> RAW DATA
/---

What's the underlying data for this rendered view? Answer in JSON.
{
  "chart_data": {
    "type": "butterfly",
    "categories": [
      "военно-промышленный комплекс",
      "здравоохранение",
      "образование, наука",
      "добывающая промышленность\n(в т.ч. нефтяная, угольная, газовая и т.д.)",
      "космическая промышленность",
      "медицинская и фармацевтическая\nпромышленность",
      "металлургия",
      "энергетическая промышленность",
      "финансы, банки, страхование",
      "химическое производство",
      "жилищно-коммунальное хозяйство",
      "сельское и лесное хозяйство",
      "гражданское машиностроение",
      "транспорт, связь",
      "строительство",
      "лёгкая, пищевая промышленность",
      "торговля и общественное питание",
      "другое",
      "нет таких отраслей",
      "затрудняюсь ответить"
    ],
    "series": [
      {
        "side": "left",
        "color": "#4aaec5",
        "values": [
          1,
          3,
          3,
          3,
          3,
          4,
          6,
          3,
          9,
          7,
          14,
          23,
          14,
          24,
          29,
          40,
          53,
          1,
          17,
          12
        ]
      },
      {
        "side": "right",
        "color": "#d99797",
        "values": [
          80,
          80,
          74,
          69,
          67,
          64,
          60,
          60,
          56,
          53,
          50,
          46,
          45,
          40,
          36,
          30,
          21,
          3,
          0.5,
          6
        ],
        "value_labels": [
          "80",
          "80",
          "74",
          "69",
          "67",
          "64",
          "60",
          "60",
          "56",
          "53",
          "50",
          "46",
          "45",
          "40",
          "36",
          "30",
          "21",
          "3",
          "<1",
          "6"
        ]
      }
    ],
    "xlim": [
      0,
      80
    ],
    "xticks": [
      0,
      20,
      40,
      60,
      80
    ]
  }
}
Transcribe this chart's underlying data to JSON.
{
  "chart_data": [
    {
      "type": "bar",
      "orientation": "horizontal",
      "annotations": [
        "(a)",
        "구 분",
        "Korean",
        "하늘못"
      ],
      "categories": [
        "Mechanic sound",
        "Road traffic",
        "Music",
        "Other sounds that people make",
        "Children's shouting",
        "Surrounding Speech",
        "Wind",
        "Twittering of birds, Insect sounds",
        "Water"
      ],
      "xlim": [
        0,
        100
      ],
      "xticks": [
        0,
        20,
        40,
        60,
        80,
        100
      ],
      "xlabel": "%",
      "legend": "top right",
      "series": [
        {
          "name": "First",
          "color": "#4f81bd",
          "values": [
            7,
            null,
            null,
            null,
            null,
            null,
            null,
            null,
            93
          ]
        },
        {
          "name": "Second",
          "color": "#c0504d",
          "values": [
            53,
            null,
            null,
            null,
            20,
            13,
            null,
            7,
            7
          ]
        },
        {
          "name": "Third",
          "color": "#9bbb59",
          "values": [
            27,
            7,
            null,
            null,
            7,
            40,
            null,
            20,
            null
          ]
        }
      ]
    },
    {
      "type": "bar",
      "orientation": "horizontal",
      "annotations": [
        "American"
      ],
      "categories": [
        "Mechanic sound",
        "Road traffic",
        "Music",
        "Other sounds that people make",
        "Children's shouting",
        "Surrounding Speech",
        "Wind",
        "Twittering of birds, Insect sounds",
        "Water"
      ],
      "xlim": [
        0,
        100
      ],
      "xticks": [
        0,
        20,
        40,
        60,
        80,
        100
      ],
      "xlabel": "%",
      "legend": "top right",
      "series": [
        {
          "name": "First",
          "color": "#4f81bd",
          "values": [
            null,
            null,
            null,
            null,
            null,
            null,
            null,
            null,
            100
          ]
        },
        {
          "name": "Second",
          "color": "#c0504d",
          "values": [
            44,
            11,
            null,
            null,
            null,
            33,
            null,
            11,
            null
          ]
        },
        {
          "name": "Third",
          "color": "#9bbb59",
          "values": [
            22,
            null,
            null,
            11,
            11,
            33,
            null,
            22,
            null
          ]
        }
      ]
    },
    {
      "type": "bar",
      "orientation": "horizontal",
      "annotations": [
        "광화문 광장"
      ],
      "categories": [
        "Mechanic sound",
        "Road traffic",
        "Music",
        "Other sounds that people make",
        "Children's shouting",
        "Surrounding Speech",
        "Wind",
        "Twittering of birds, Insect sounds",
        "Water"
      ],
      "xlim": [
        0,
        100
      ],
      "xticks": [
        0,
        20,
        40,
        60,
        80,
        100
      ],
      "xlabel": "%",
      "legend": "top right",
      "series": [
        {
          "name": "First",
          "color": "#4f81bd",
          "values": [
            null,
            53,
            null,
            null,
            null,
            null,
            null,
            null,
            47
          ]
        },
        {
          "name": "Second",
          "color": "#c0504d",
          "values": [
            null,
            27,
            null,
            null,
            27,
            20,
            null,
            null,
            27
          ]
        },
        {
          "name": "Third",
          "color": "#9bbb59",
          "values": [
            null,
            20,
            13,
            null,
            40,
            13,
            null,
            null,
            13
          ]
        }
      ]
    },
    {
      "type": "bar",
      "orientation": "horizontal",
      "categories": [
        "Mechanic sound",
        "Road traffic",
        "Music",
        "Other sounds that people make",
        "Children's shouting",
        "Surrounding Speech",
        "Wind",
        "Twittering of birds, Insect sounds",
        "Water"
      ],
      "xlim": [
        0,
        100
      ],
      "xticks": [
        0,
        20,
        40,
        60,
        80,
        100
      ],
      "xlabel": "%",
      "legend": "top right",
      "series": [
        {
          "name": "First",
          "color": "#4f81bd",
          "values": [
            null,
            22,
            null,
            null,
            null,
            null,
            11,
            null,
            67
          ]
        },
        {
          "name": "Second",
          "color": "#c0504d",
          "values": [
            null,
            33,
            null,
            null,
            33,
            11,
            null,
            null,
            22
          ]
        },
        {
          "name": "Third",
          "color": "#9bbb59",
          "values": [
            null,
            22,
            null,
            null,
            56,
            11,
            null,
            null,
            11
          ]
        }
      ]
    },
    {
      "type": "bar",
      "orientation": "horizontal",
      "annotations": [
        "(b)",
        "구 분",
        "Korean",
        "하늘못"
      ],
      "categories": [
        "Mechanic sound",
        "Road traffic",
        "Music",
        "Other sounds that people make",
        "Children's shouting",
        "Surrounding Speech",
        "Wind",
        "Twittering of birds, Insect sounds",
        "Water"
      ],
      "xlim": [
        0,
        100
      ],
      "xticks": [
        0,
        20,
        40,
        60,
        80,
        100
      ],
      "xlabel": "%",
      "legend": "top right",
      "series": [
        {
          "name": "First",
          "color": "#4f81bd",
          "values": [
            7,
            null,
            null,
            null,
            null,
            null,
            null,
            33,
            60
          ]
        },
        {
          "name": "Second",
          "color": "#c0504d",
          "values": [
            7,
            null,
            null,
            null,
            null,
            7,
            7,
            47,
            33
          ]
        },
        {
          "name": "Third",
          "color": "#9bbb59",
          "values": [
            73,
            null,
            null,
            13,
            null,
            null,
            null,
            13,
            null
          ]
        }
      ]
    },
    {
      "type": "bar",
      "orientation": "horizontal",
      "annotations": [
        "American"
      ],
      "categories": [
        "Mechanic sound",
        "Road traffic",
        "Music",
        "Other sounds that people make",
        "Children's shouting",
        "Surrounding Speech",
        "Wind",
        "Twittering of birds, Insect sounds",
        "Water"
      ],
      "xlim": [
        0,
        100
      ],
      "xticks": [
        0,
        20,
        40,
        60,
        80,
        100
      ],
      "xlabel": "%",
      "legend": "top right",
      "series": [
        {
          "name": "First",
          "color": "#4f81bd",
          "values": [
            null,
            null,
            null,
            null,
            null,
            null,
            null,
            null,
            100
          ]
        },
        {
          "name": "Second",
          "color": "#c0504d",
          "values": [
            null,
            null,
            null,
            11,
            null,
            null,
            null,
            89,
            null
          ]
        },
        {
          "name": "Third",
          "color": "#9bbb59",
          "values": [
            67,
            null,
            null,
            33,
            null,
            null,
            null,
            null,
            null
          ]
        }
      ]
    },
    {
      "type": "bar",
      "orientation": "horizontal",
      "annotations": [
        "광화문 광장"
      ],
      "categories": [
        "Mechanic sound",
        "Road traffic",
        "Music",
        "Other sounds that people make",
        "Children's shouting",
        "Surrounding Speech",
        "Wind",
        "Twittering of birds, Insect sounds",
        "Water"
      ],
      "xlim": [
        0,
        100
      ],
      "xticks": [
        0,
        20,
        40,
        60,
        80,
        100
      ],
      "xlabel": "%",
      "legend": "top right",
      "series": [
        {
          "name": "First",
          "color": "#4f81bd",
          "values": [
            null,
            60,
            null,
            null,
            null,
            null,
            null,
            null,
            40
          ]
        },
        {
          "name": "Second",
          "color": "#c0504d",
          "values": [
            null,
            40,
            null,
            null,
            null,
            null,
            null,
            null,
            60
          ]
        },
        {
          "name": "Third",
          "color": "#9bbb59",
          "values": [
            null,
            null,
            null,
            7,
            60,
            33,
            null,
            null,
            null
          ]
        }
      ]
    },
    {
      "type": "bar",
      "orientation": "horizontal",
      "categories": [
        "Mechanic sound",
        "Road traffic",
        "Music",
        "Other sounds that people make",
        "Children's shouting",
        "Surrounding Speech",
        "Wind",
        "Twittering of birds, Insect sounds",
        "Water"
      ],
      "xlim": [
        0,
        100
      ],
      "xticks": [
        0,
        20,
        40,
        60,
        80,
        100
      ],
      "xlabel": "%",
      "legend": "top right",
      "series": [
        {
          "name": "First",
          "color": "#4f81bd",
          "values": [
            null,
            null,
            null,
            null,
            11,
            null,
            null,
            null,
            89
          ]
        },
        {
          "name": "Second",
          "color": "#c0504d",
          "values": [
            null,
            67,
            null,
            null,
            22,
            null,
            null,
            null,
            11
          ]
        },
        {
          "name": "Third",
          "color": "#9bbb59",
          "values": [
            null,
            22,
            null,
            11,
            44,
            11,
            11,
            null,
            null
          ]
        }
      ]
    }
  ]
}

\---

> TASK DESCRIPTION
Pick out lines containing the word "JSON", each one as written.

> WRITTEN RESPONSE
What's the underlying data for this rendered view? Answer in JSON.
Transcribe this chart's underlying data to JSON.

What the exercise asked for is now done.